--- begin Task material ---

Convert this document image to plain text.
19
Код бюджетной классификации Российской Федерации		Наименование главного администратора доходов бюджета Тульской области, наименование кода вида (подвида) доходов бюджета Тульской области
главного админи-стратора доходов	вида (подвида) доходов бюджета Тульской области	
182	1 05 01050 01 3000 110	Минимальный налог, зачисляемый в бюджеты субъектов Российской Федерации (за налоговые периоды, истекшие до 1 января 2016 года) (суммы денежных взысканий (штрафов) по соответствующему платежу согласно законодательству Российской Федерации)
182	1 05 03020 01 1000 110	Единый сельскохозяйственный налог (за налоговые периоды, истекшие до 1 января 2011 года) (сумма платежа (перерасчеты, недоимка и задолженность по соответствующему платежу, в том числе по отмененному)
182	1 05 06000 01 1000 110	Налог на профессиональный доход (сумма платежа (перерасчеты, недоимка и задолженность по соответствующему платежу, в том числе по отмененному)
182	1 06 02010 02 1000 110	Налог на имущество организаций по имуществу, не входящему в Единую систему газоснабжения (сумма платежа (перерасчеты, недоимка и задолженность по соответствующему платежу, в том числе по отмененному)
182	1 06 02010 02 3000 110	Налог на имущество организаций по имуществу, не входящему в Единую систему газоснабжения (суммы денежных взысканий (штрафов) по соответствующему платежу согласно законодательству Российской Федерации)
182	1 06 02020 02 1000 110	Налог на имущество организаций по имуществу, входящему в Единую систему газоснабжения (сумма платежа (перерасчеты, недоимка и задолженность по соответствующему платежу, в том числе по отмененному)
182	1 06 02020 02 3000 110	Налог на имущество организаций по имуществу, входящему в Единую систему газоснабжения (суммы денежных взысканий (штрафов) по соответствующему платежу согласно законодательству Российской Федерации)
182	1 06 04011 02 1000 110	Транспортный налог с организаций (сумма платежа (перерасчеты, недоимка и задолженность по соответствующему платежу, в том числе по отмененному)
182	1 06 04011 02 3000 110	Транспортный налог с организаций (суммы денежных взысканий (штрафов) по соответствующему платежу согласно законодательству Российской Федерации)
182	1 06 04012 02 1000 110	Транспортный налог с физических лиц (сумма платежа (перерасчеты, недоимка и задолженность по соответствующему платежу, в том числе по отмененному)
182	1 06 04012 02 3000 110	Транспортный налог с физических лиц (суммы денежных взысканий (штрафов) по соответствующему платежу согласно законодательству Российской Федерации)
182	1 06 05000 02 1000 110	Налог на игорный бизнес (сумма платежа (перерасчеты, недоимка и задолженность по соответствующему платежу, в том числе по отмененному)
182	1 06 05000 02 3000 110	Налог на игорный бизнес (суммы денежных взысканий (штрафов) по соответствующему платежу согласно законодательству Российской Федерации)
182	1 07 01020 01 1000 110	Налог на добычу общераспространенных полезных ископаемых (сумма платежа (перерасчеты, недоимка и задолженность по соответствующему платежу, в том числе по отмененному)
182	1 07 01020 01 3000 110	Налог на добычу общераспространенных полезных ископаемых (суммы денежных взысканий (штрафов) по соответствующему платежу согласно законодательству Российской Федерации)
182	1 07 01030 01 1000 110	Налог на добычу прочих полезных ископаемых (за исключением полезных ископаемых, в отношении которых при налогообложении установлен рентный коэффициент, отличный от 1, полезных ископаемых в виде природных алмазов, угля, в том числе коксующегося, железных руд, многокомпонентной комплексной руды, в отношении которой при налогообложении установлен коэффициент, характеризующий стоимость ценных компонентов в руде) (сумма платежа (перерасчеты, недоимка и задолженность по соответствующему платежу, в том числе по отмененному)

--- end Task material ---

### Exercise aim
Scan the material above. Copy each line where "Тульской" occurs.

### Correct answer
Код бюджетной классификации Российской Федерации		Наименование главного администратора доходов бюджета Тульской области, наименование кода вида (подвида) доходов бюджета Тульской области
главного админи-стратора доходов	вида (подвида) доходов бюджета Тульской области	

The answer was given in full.